• _WHAT TO WORK ON_:
Return all lines that include the string "faire".

##############################

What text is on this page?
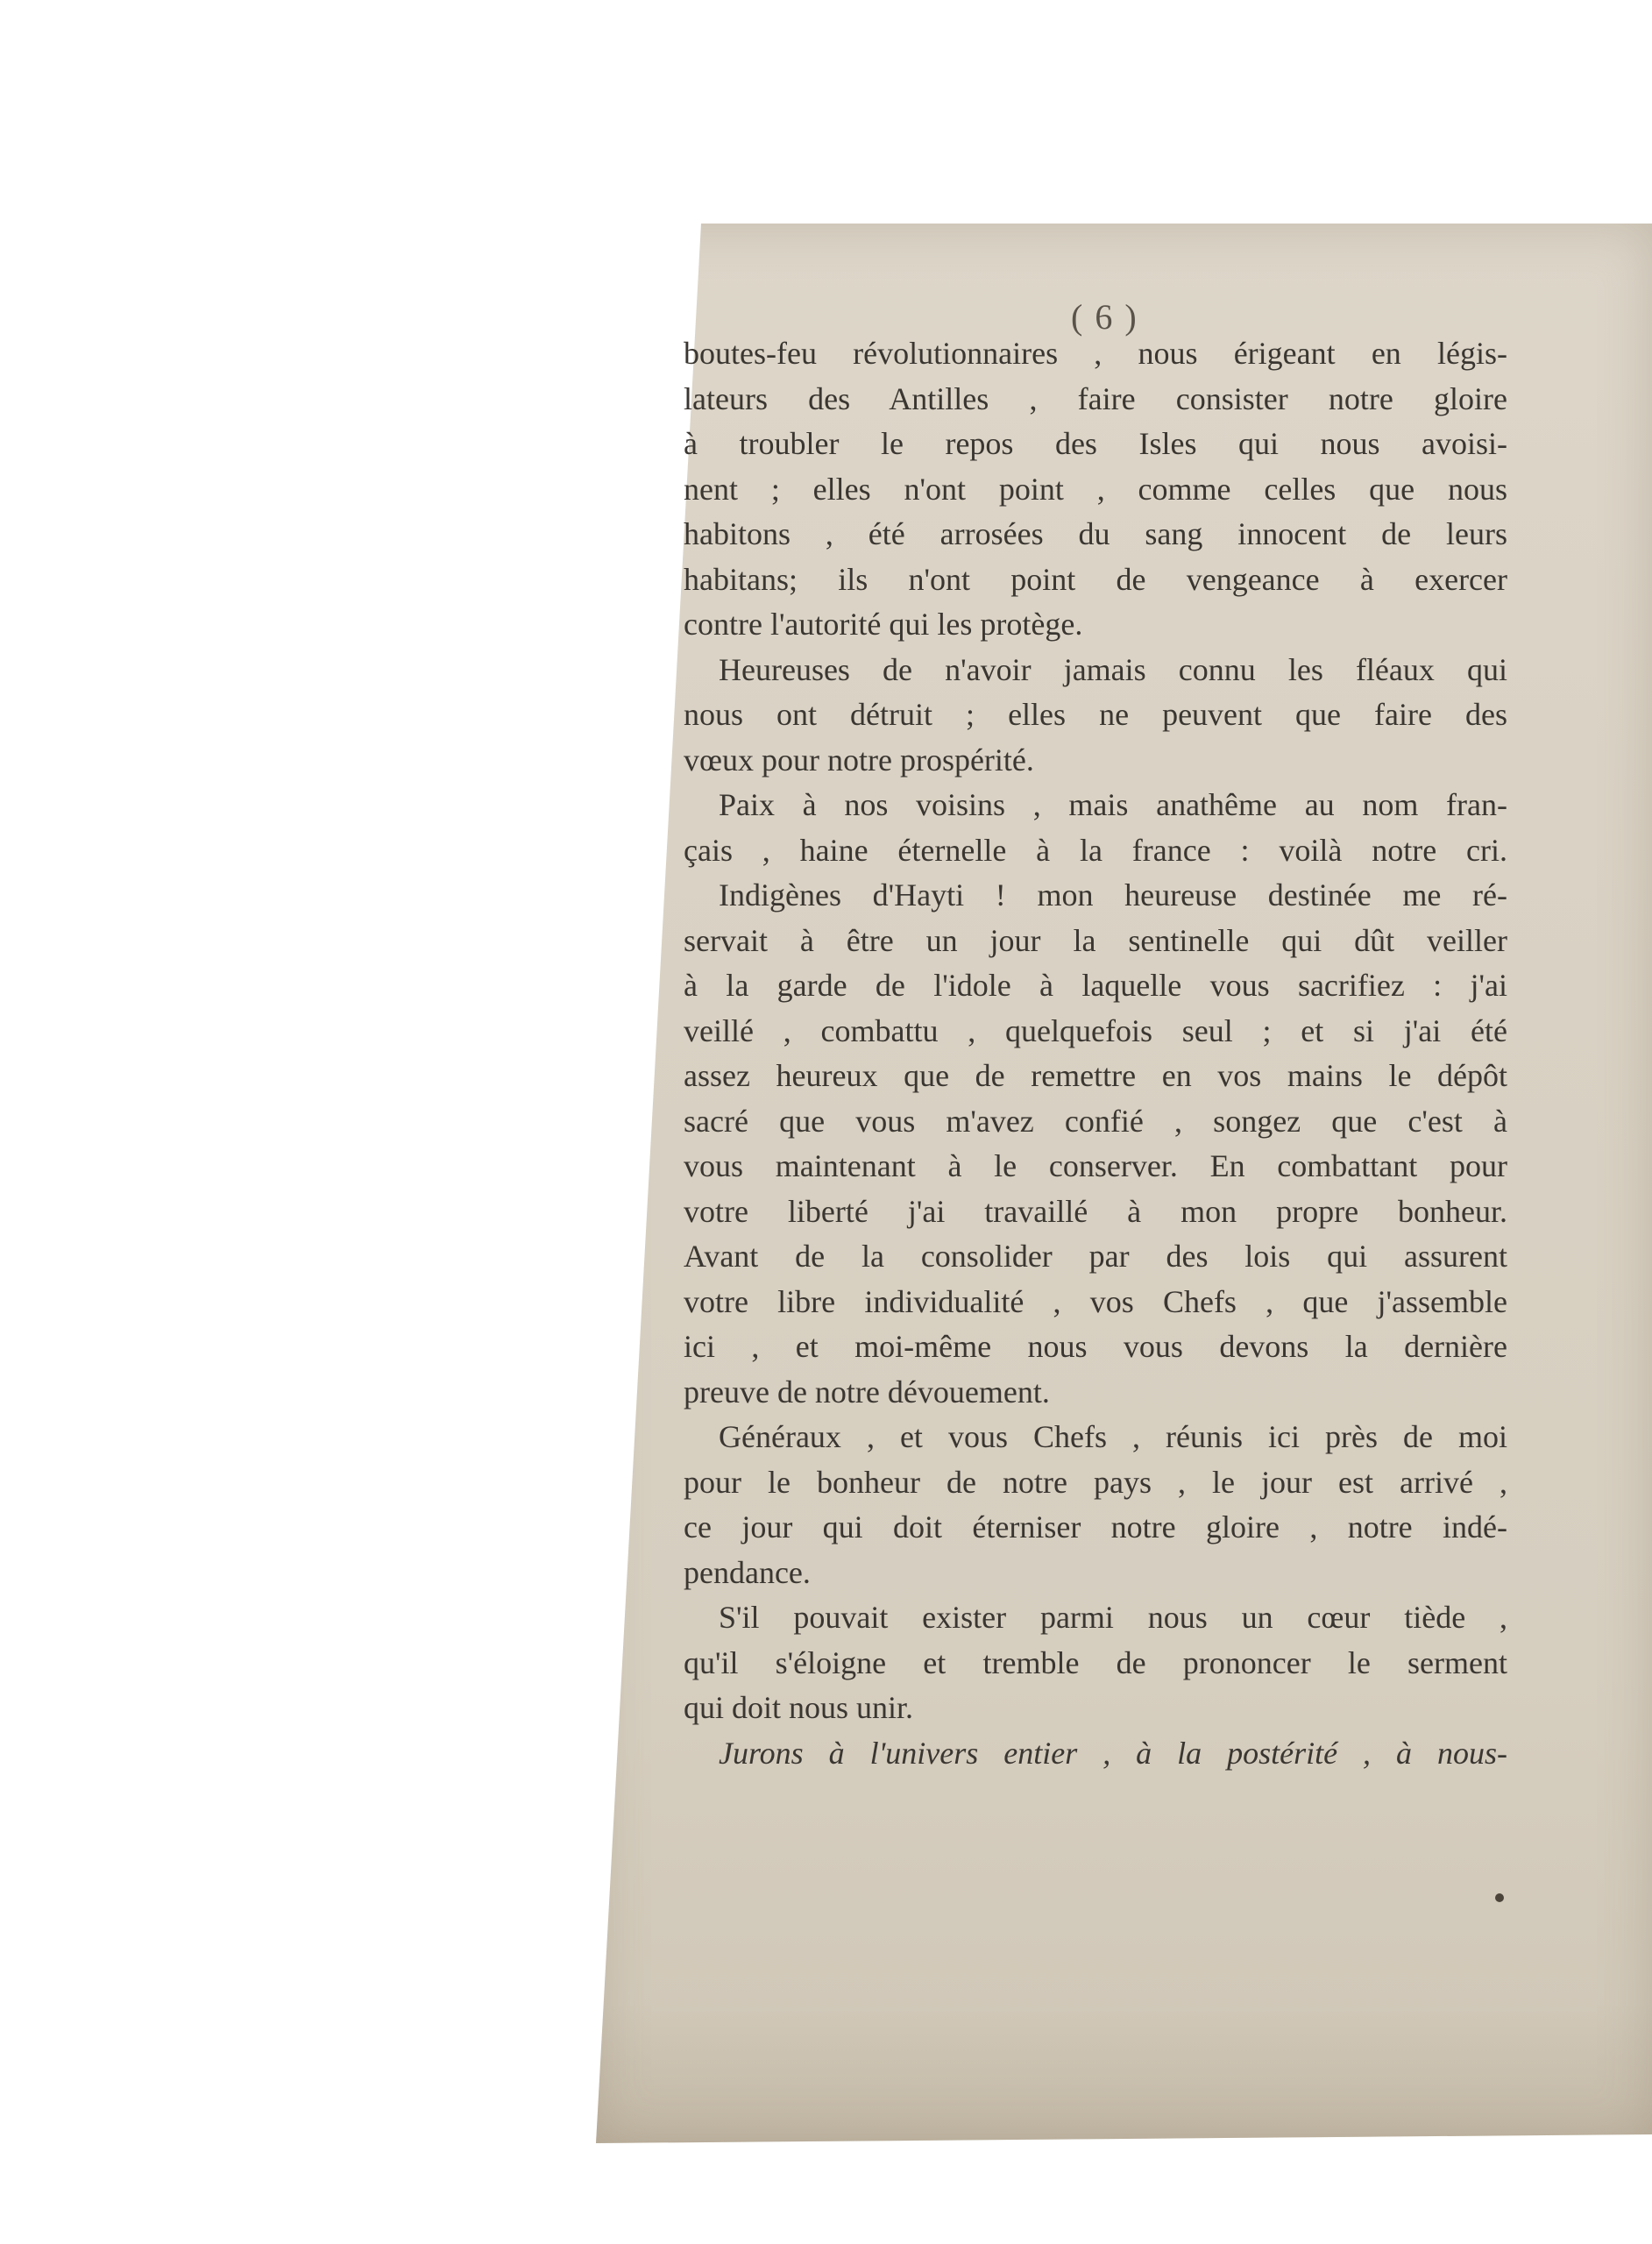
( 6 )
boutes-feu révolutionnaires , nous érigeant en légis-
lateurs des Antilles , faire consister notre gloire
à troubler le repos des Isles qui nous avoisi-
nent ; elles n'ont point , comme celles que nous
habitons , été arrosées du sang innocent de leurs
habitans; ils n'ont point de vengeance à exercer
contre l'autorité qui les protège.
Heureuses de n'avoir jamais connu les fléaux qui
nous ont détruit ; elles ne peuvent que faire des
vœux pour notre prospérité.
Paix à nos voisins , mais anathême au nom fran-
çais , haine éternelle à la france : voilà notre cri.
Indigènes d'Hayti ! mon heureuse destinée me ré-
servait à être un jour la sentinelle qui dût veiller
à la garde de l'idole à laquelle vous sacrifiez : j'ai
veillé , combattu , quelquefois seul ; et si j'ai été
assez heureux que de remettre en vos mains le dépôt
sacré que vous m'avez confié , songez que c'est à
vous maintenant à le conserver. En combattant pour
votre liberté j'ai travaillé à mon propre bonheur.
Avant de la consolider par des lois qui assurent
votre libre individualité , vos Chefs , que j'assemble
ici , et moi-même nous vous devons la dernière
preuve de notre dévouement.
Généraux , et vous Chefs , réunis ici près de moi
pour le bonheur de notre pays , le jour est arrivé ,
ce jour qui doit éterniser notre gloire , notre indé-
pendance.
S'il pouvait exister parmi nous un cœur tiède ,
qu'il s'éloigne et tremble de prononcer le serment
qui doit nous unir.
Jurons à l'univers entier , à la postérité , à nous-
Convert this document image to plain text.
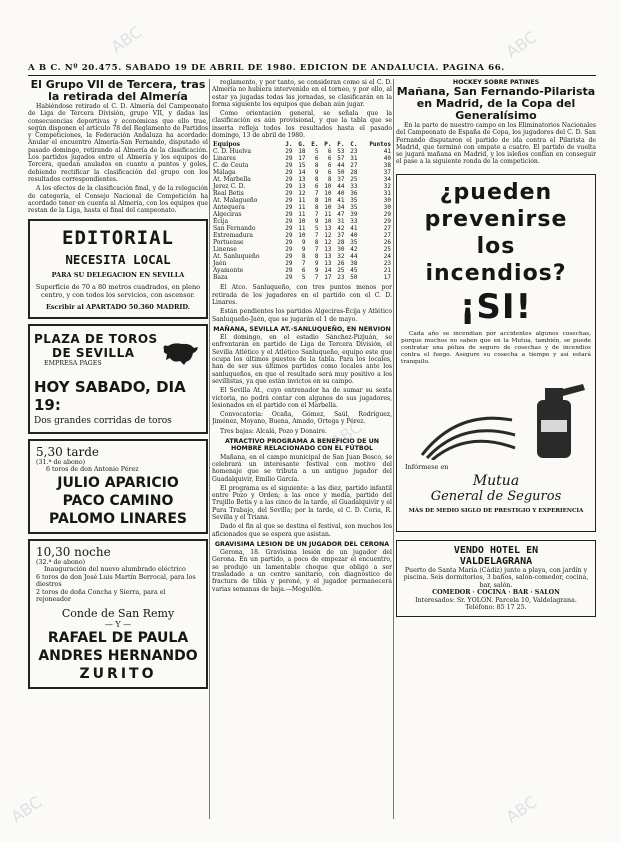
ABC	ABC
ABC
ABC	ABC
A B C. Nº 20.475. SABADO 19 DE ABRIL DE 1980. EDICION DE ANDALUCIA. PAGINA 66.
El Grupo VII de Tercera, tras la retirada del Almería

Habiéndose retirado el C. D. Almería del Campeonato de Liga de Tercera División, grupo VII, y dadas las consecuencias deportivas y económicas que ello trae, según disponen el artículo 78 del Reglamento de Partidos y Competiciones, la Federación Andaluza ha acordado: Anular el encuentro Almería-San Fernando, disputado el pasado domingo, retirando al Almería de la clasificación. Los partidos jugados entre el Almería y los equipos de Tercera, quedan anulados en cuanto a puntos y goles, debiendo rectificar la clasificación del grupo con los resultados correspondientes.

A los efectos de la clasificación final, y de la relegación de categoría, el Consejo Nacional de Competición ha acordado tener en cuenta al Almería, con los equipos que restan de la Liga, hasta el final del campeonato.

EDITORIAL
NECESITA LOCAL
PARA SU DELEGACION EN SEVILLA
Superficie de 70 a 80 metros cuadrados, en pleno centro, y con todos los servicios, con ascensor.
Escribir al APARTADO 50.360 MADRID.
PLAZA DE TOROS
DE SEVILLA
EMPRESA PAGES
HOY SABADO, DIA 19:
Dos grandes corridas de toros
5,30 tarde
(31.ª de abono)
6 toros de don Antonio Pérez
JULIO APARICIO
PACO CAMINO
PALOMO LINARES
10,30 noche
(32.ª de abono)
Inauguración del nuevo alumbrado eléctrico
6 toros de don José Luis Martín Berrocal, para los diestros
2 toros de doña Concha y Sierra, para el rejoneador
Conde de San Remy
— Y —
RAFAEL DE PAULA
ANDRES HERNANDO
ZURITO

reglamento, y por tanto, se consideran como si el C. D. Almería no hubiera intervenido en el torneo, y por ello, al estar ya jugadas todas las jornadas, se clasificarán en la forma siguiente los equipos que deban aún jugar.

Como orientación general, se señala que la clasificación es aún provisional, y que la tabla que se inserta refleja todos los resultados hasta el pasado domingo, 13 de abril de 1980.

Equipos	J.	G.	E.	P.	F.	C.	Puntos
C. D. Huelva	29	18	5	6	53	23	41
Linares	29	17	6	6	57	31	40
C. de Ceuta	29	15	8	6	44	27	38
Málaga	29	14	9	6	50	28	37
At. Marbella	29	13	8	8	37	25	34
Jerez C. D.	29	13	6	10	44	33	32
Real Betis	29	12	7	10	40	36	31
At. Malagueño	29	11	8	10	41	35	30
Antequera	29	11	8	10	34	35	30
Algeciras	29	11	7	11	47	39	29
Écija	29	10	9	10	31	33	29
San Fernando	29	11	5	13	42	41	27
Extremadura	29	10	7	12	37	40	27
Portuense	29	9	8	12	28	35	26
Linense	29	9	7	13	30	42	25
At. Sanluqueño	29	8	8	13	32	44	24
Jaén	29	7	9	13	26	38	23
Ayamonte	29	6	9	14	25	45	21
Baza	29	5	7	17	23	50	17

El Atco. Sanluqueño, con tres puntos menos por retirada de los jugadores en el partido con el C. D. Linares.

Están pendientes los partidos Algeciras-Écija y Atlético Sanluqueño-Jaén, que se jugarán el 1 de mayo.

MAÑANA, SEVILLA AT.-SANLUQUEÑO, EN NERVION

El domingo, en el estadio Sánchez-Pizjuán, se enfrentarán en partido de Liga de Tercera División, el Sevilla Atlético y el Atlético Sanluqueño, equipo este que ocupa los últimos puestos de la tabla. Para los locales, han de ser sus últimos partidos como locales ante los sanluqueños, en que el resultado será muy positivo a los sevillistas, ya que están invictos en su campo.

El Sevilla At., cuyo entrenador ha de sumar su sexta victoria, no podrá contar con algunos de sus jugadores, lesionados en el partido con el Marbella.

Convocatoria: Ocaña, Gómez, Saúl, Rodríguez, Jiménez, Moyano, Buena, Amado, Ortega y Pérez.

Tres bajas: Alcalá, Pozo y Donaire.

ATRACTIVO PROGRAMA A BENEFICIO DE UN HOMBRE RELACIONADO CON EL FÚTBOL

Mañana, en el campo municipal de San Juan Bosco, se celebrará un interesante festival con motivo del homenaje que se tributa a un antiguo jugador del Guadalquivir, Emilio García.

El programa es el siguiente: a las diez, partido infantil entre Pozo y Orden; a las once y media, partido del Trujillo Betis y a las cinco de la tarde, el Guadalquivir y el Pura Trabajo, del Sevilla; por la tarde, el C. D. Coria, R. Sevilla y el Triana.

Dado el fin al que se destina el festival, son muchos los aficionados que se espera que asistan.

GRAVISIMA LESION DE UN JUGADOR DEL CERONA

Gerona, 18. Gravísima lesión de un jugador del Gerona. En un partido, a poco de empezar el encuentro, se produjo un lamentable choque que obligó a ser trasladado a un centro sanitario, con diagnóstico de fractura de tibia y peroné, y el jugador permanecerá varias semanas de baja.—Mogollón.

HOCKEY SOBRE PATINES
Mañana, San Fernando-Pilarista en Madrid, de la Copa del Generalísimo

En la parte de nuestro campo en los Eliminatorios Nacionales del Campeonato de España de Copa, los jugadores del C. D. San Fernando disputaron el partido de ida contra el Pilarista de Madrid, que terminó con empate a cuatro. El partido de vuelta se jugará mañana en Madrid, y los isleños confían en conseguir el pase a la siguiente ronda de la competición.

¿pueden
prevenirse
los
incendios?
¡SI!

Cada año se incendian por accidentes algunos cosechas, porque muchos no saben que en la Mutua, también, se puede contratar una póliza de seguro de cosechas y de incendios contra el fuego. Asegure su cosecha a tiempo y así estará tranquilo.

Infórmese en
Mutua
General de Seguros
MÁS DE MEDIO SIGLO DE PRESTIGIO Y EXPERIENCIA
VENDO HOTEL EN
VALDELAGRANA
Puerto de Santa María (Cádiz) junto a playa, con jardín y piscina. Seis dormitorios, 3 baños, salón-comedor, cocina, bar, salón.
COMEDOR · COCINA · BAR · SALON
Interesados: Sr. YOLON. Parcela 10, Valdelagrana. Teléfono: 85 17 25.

##############################

• _ANSWER IN FULL_:
lateurs des Antilles , faire consister notre gloire
nous ont détruit ; elles ne peuvent que faire des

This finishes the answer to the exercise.